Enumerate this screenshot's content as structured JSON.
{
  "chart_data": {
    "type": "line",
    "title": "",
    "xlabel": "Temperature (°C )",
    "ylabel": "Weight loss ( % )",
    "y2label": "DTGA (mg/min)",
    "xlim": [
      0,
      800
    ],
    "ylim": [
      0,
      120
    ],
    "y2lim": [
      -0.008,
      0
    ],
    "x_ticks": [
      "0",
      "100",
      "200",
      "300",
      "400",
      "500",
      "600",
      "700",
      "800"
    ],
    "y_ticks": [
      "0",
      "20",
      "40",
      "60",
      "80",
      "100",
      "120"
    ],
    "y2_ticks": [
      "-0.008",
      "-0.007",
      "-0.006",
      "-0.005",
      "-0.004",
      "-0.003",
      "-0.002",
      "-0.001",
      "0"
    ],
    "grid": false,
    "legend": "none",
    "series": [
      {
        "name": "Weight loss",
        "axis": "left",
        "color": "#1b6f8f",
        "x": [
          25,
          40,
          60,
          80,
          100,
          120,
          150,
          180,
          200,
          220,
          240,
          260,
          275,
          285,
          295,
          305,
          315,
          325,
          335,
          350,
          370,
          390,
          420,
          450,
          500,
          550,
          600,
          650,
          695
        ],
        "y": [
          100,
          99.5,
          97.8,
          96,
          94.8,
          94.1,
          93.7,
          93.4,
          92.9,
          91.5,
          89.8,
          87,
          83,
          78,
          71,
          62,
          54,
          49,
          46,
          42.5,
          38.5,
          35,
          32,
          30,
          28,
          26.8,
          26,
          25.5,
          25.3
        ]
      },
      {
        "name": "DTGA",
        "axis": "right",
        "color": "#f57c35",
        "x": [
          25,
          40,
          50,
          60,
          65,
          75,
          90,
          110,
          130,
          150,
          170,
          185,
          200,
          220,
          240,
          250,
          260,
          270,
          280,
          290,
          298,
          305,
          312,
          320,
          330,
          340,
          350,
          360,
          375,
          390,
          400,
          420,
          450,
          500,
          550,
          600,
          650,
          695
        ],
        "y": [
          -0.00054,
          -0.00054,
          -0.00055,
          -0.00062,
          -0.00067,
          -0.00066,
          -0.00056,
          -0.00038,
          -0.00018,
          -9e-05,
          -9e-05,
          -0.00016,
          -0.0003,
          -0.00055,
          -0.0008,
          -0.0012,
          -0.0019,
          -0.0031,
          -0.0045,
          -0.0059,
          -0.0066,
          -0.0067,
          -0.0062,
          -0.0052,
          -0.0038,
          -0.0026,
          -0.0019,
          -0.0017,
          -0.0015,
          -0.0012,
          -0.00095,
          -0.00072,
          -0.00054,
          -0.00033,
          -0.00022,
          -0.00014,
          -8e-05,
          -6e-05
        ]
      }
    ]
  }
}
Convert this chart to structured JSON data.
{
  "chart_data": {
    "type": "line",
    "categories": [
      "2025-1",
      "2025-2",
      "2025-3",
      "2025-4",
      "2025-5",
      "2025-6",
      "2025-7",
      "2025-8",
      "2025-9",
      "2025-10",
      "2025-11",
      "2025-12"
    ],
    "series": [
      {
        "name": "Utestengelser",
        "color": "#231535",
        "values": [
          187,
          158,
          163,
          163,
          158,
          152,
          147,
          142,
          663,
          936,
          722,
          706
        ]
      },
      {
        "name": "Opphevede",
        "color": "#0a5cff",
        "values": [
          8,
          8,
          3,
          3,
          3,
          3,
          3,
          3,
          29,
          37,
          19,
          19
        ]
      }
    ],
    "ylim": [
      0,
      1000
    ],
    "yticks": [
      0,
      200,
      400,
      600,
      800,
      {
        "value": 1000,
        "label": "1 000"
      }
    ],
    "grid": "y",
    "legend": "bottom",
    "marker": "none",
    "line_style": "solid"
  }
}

########################################

* Requirement *
Using the data above, return each line exactly as written.

* Final result *
Enumerate this screenshot's content as structured JSON.
{
  "chart_data": {
    "type": "line",
    "title": "",
    "xlabel": "Temperature (°C )",
    "ylabel": "Weight loss ( % )",
    "y2label": "DTGA (mg/min)",
    "xlim": [
      0,
      800
    ],
    "ylim": [
      0,
      120
    ],
    "y2lim": [
      -0.008,
      0
    ],
    "x_ticks": [
      "0",
      "100",
      "200",
      "300",
      "400",
      "500",
      "600",
      "700",
      "800"
    ],
    "y_ticks": [
      "0",
      "20",
      "40",
      "60",
      "80",
      "100",
      "120"
    ],
    "y2_ticks": [
      "-0.008",
      "-0.007",
      "-0.006",
      "-0.005",
      "-0.004",
      "-0.003",
      "-0.002",
      "-0.001",
      "0"
    ],
    "grid": false,
    "legend": "none",
    "series": [
      {
        "name": "Weight loss",
        "axis": "left",
        "color": "#1b6f8f",
        "x": [
          25,
          40,
          60,
          80,
          100,
          120,
          150,
          180,
          200,
          220,
          240,
          260,
          275,
          285,
          295,
          305,
          315,
          325,
          335,
          350,
          370,
          390,
          420,
          450,
          500,
          550,
          600,
          650,
          695
        ],
        "y": [
          100,
          99.5,
          97.8,
          96,
          94.8,
          94.1,
          93.7,
          93.4,
          92.9,
          91.5,
          89.8,
          87,
          83,
          78,
          71,
          62,
          54,
          49,
          46,
          42.5,
          38.5,
          35,
          32,
          30,
          28,
          26.8,
          26,
          25.5,
          25.3
        ]
      },
      {
        "name": "DTGA",
        "axis": "right",
        "color": "#f57c35",
        "x": [
          25,
          40,
          50,
          60,
          65,
          75,
          90,
          110,
          130,
          150,
          170,
          185,
          200,
          220,
          240,
          250,
          260,
          270,
          280,
          290,
          298,
          305,
          312,
          320,
          330,
          340,
          350,
          360,
          375,
          390,
          400,
          420,
          450,
          500,
          550,
          600,
          650,
          695
        ],
        "y": [
          -0.00054,
          -0.00054,
          -0.00055,
          -0.00062,
          -0.00067,
          -0.00066,
          -0.00056,
          -0.00038,
          -0.00018,
          -9e-05,
          -9e-05,
          -0.00016,
          -0.0003,
          -0.00055,
          -0.0008,
          -0.0012,
          -0.0019,
          -0.0031,
          -0.0045,
          -0.0059,
          -0.0066,
          -0.0067,
          -0.0062,
          -0.0052,
          -0.0038,
          -0.0026,
          -0.0019,
          -0.0017,
          -0.0015,
          -0.0012,
          -0.00095,
          -0.00072,
          -0.00054,
          -0.00033,
          -0.00022,
          -0.00014,
          -8e-05,
          -6e-05
        ]
      }
    ]
  }
}
Convert this chart to structured JSON data.
{
  "chart_data": {
    "type": "line",
    "categories": [
      "2025-1",
      "2025-2",
      "2025-3",
      "2025-4",
      "2025-5",
      "2025-6",
      "2025-7",
      "2025-8",
      "2025-9",
      "2025-10",
      "2025-11",
      "2025-12"
    ],
    "series": [
      {
        "name": "Utestengelser",
        "color": "#231535",
        "values": [
          187,
          158,
          163,
          163,
          158,
          152,
          147,
          142,
          663,
          936,
          722,
          706
        ]
      },
      {
        "name": "Opphevede",
        "color": "#0a5cff",
        "values": [
          8,
          8,
          3,
          3,
          3,
          3,
          3,
          3,
          29,
          37,
          19,
          19
        ]
      }
    ],
    "ylim": [
      0,
      1000
    ],
    "yticks": [
      0,
      200,
      400,
      600,
      800,
      {
        "value": 1000,
        "label": "1 000"
      }
    ],
    "grid": "y",
    "legend": "bottom",
    "marker": "none",
    "line_style": "solid"
  }
}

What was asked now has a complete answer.